* [Data listing]:
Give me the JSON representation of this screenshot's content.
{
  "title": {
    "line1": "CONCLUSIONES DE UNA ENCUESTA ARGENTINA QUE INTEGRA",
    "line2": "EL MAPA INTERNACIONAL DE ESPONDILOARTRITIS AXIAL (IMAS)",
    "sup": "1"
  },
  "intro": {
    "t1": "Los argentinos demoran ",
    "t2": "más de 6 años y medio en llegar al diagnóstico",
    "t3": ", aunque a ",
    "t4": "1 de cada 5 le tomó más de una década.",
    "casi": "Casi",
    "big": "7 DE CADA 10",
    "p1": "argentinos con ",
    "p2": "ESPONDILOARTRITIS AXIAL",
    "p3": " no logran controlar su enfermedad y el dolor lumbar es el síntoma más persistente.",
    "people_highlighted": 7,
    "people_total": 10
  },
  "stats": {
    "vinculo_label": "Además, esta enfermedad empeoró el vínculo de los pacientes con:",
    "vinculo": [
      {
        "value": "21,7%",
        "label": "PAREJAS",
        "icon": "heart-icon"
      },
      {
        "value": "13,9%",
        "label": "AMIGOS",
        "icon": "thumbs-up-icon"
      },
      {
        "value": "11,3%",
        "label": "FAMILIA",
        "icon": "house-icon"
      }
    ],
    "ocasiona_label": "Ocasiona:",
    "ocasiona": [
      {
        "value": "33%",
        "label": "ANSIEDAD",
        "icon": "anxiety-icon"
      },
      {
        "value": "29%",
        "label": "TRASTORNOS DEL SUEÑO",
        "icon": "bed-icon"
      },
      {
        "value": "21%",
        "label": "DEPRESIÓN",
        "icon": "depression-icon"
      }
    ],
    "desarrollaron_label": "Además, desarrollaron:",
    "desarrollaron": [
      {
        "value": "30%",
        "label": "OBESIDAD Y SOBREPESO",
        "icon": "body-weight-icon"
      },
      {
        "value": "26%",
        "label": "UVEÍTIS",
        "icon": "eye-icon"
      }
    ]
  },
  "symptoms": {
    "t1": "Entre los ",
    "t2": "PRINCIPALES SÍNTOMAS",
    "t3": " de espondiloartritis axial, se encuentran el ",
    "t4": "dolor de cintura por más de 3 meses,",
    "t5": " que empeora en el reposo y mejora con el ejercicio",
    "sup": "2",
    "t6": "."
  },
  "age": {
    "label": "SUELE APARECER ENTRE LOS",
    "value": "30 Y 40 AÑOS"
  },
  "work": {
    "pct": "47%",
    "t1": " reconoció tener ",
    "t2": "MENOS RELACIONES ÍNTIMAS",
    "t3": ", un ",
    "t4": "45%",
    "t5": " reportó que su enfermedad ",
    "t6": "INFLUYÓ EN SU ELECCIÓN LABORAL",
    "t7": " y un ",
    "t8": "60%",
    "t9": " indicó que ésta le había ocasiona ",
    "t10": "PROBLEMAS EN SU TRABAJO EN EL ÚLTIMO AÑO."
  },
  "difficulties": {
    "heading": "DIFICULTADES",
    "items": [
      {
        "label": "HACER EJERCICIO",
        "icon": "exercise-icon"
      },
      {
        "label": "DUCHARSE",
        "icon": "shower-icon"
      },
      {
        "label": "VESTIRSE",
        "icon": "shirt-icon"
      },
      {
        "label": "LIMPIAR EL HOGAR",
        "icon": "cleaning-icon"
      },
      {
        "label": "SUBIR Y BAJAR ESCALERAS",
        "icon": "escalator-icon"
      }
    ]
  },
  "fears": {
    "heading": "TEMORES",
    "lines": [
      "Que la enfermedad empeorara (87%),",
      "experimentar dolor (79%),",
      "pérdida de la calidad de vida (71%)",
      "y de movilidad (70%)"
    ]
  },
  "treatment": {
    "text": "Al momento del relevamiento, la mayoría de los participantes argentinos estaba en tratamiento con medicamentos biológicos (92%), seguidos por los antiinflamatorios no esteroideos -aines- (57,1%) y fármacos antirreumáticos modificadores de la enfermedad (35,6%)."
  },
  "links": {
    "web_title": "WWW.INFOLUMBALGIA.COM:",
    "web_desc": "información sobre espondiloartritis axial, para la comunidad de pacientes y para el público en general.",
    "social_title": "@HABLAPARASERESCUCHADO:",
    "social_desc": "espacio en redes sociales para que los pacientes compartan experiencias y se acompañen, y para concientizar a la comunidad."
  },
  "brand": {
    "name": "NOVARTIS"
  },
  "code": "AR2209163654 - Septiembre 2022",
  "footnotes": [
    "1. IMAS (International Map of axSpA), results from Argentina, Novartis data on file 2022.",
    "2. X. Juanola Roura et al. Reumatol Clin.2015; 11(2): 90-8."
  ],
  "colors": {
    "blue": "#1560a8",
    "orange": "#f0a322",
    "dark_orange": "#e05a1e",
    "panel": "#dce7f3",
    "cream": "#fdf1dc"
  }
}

* [REQUIREMENT]: Word for word, extract all the records.

* [RESPONSE TO THE TASK]:
Give me the JSON representation of this screenshot's content.
{
  "title": {
    "line1": "CONCLUSIONES DE UNA ENCUESTA ARGENTINA QUE INTEGRA",
    "line2": "EL MAPA INTERNACIONAL DE ESPONDILOARTRITIS AXIAL (IMAS)",
    "sup": "1"
  },
  "intro": {
    "t1": "Los argentinos demoran ",
    "t2": "más de 6 años y medio en llegar al diagnóstico",
    "t3": ", aunque a ",
    "t4": "1 de cada 5 le tomó más de una década.",
    "casi": "Casi",
    "big": "7 DE CADA 10",
    "p1": "argentinos con ",
    "p2": "ESPONDILOARTRITIS AXIAL",
    "p3": " no logran controlar su enfermedad y el dolor lumbar es el síntoma más persistente.",
    "people_highlighted": 7,
    "people_total": 10
  },
  "stats": {
    "vinculo_label": "Además, esta enfermedad empeoró el vínculo de los pacientes con:",
    "vinculo": [
      {
        "value": "21,7%",
        "label": "PAREJAS",
        "icon": "heart-icon"
      },
      {
        "value": "13,9%",
        "label": "AMIGOS",
        "icon": "thumbs-up-icon"
      },
      {
        "value": "11,3%",
        "label": "FAMILIA",
        "icon": "house-icon"
      }
    ],
    "ocasiona_label": "Ocasiona:",
    "ocasiona": [
      {
        "value": "33%",
        "label": "ANSIEDAD",
        "icon": "anxiety-icon"
      },
      {
        "value": "29%",
        "label": "TRASTORNOS DEL SUEÑO",
        "icon": "bed-icon"
      },
      {
        "value": "21%",
        "label": "DEPRESIÓN",
        "icon": "depression-icon"
      }
    ],
    "desarrollaron_label": "Además, desarrollaron:",
    "desarrollaron": [
      {
        "value": "30%",
        "label": "OBESIDAD Y SOBREPESO",
        "icon": "body-weight-icon"
      },
      {
        "value": "26%",
        "label": "UVEÍTIS",
        "icon": "eye-icon"
      }
    ]
  },
  "symptoms": {
    "t1": "Entre los ",
    "t2": "PRINCIPALES SÍNTOMAS",
    "t3": " de espondiloartritis axial, se encuentran el ",
    "t4": "dolor de cintura por más de 3 meses,",
    "t5": " que empeora en el reposo y mejora con el ejercicio",
    "sup": "2",
    "t6": "."
  },
  "age": {
    "label": "SUELE APARECER ENTRE LOS",
    "value": "30 Y 40 AÑOS"
  },
  "work": {
    "pct": "47%",
    "t1": " reconoció tener ",
    "t2": "MENOS RELACIONES ÍNTIMAS",
    "t3": ", un ",
    "t4": "45%",
    "t5": " reportó que su enfermedad ",
    "t6": "INFLUYÓ EN SU ELECCIÓN LABORAL",
    "t7": " y un ",
    "t8": "60%",
    "t9": " indicó que ésta le había ocasiona ",
    "t10": "PROBLEMAS EN SU TRABAJO EN EL ÚLTIMO AÑO."
  },
  "difficulties": {
    "heading": "DIFICULTADES",
    "items": [
      {
        "label": "HACER EJERCICIO",
        "icon": "exercise-icon"
      },
      {
        "label": "DUCHARSE",
        "icon": "shower-icon"
      },
      {
        "label": "VESTIRSE",
        "icon": "shirt-icon"
      },
      {
        "label": "LIMPIAR EL HOGAR",
        "icon": "cleaning-icon"
      },
      {
        "label": "SUBIR Y BAJAR ESCALERAS",
        "icon": "escalator-icon"
      }
    ]
  },
  "fears": {
    "heading": "TEMORES",
    "lines": [
      "Que la enfermedad empeorara (87%),",
      "experimentar dolor (79%),",
      "pérdida de la calidad de vida (71%)",
      "y de movilidad (70%)"
    ]
  },
  "treatment": {
    "text": "Al momento del relevamiento, la mayoría de los participantes argentinos estaba en tratamiento con medicamentos biológicos (92%), seguidos por los antiinflamatorios no esteroideos -aines- (57,1%) y fármacos antirreumáticos modificadores de la enfermedad (35,6%)."
  },
  "links": {
    "web_title": "WWW.INFOLUMBALGIA.COM:",
    "web_desc": "información sobre espondiloartritis axial, para la comunidad de pacientes y para el público en general.",
    "social_title": "@HABLAPARASERESCUCHADO:",
    "social_desc": "espacio en redes sociales para que los pacientes compartan experiencias y se acompañen, y para concientizar a la comunidad."
  },
  "brand": {
    "name": "NOVARTIS"
  },
  "code": "AR2209163654 - Septiembre 2022",
  "footnotes": [
    "1. IMAS (International Map of axSpA), results from Argentina, Novartis data on file 2022.",
    "2. X. Juanola Roura et al. Reumatol Clin.2015; 11(2): 90-8."
  ],
  "colors": {
    "blue": "#1560a8",
    "orange": "#f0a322",
    "dark_orange": "#e05a1e",
    "panel": "#dce7f3",
    "cream": "#fdf1dc"
  }
}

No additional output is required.